◆ INSTRUCTION:
Make an exact copy of the entries below.

◆ ENTRIES SHOWN:
-------------------------

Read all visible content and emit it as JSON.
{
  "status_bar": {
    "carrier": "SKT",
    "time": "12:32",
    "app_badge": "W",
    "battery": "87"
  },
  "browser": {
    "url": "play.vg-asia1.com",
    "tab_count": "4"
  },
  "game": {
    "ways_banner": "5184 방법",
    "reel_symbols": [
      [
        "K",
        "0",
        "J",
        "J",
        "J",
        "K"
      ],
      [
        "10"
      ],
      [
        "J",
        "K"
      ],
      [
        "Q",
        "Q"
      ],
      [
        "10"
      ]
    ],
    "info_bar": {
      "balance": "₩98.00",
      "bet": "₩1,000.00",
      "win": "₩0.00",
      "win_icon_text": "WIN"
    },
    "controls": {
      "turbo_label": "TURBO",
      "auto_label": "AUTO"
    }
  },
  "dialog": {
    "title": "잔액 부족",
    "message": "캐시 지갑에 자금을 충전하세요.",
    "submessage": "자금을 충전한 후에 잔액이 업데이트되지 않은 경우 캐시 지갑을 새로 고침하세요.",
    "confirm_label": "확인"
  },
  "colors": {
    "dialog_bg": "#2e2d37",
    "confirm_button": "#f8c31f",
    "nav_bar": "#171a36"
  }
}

-------------------------

◆ FINAL RESULT:
Read all visible content and emit it as JSON.
{
  "status_bar": {
    "carrier": "SKT",
    "time": "12:32",
    "app_badge": "W",
    "battery": "87"
  },
  "browser": {
    "url": "play.vg-asia1.com",
    "tab_count": "4"
  },
  "game": {
    "ways_banner": "5184 방법",
    "reel_symbols": [
      [
        "K",
        "0",
        "J",
        "J",
        "J",
        "K"
      ],
      [
        "10"
      ],
      [
        "J",
        "K"
      ],
      [
        "Q",
        "Q"
      ],
      [
        "10"
      ]
    ],
    "info_bar": {
      "balance": "₩98.00",
      "bet": "₩1,000.00",
      "win": "₩0.00",
      "win_icon_text": "WIN"
    },
    "controls": {
      "turbo_label": "TURBO",
      "auto_label": "AUTO"
    }
  },
  "dialog": {
    "title": "잔액 부족",
    "message": "캐시 지갑에 자금을 충전하세요.",
    "submessage": "자금을 충전한 후에 잔액이 업데이트되지 않은 경우 캐시 지갑을 새로 고침하세요.",
    "confirm_label": "확인"
  },
  "colors": {
    "dialog_bg": "#2e2d37",
    "confirm_button": "#f8c31f",
    "nav_bar": "#171a36"
  }
}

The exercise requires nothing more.